**Required task:** Omit the images. Copy each entry word for word.
* start Input data *
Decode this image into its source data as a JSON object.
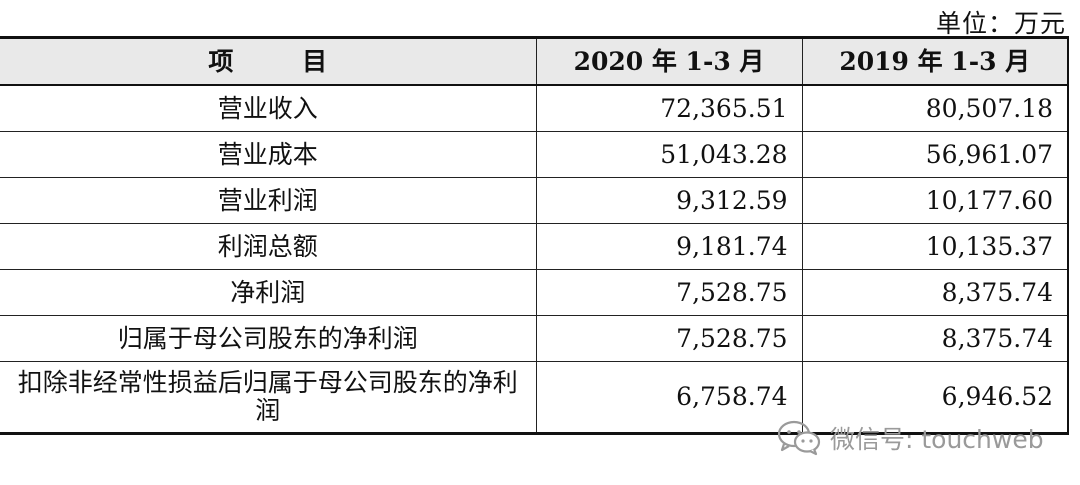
{
  "unit_label": "单位：万元",
  "table": {
    "headers": [
      "项 目",
      "2020 年 1-3 月",
      "2019 年 1-3 月"
    ],
    "rows": [
      {
        "item": "营业收入",
        "v2020": "72,365.51",
        "v2019": "80,507.18"
      },
      {
        "item": "营业成本",
        "v2020": "51,043.28",
        "v2019": "56,961.07"
      },
      {
        "item": "营业利润",
        "v2020": "9,312.59",
        "v2019": "10,177.60"
      },
      {
        "item": "利润总额",
        "v2020": "9,181.74",
        "v2019": "10,135.37"
      },
      {
        "item": "净利润",
        "v2020": "7,528.75",
        "v2019": "8,375.74"
      },
      {
        "item": "归属于母公司股东的净利润",
        "v2020": "7,528.75",
        "v2019": "8,375.74"
      },
      {
        "item": "扣除非经常性损益后归属于母公司股东的净利润",
        "v2020": "6,758.74",
        "v2019": "6,946.52"
      }
    ]
  },
  "watermark": {
    "icon": "wechat-icon",
    "text": "微信号: touchweb"
  }
}
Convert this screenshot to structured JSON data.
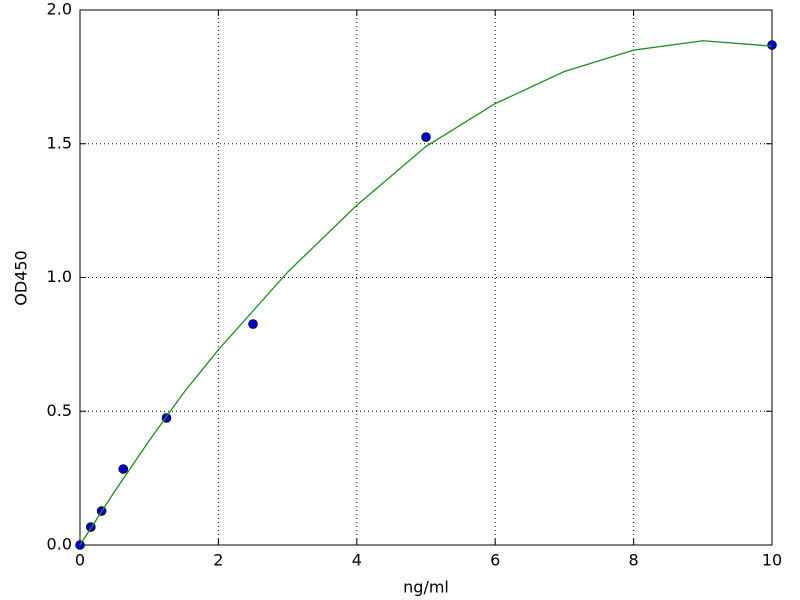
{
  "chart_data": {
    "type": "scatter",
    "x_label": "ng/ml",
    "y_label": "OD450",
    "xlim": [
      0,
      10
    ],
    "ylim": [
      0,
      2.0
    ],
    "xticks": [
      0,
      2,
      4,
      6,
      8,
      10
    ],
    "yticks": [
      {
        "value": 0,
        "label": "0.0"
      },
      0.5,
      {
        "value": 1,
        "label": "1.0"
      },
      1.5,
      {
        "value": 2,
        "label": "2.0"
      }
    ],
    "grid": true,
    "series": [
      {
        "style": "markers",
        "color": "#0000bf",
        "x": [
          0,
          0.156,
          0.3125,
          0.625,
          1.25,
          2.5,
          5,
          10
        ],
        "values": [
          0,
          0.067,
          0.127,
          0.284,
          0.475,
          0.826,
          1.525,
          1.869
        ]
      },
      {
        "style": "line",
        "color": "#228b22",
        "x": [
          0,
          0.5,
          1,
          1.5,
          2,
          3,
          4,
          5,
          6,
          7,
          8,
          9,
          10
        ],
        "values": [
          0,
          0.2,
          0.39,
          0.57,
          0.73,
          1.02,
          1.27,
          1.49,
          1.65,
          1.77,
          1.85,
          1.885,
          1.865
        ]
      }
    ]
  }
}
* end Input data *
**Correct result:**
Decode this image into its source data as a JSON object.
{
  "unit_label": "单位：万元",
  "table": {
    "headers": [
      "项 目",
      "2020 年 1-3 月",
      "2019 年 1-3 月"
    ],
    "rows": [
      {
        "item": "营业收入",
        "v2020": "72,365.51",
        "v2019": "80,507.18"
      },
      {
        "item": "营业成本",
        "v2020": "51,043.28",
        "v2019": "56,961.07"
      },
      {
        "item": "营业利润",
        "v2020": "9,312.59",
        "v2019": "10,177.60"
      },
      {
        "item": "利润总额",
        "v2020": "9,181.74",
        "v2019": "10,135.37"
      },
      {
        "item": "净利润",
        "v2020": "7,528.75",
        "v2019": "8,375.74"
      },
      {
        "item": "归属于母公司股东的净利润",
        "v2020": "7,528.75",
        "v2019": "8,375.74"
      },
      {
        "item": "扣除非经常性损益后归属于母公司股东的净利润",
        "v2020": "6,758.74",
        "v2019": "6,946.52"
      }
    ]
  },
  "watermark": {
    "icon": "wechat-icon",
    "text": "微信号: touchweb"
  }
}
Convert this screenshot to structured JSON data.
{
  "chart_data": {
    "type": "scatter",
    "x_label": "ng/ml",
    "y_label": "OD450",
    "xlim": [
      0,
      10
    ],
    "ylim": [
      0,
      2.0
    ],
    "xticks": [
      0,
      2,
      4,
      6,
      8,
      10
    ],
    "yticks": [
      {
        "value": 0,
        "label": "0.0"
      },
      0.5,
      {
        "value": 1,
        "label": "1.0"
      },
      1.5,
      {
        "value": 2,
        "label": "2.0"
      }
    ],
    "grid": true,
    "series": [
      {
        "style": "markers",
        "color": "#0000bf",
        "x": [
          0,
          0.156,
          0.3125,
          0.625,
          1.25,
          2.5,
          5,
          10
        ],
        "values": [
          0,
          0.067,
          0.127,
          0.284,
          0.475,
          0.826,
          1.525,
          1.869
        ]
      },
      {
        "style": "line",
        "color": "#228b22",
        "x": [
          0,
          0.5,
          1,
          1.5,
          2,
          3,
          4,
          5,
          6,
          7,
          8,
          9,
          10
        ],
        "values": [
          0,
          0.2,
          0.39,
          0.57,
          0.73,
          1.02,
          1.27,
          1.49,
          1.65,
          1.77,
          1.85,
          1.885,
          1.865
        ]
      }
    ]
  }
}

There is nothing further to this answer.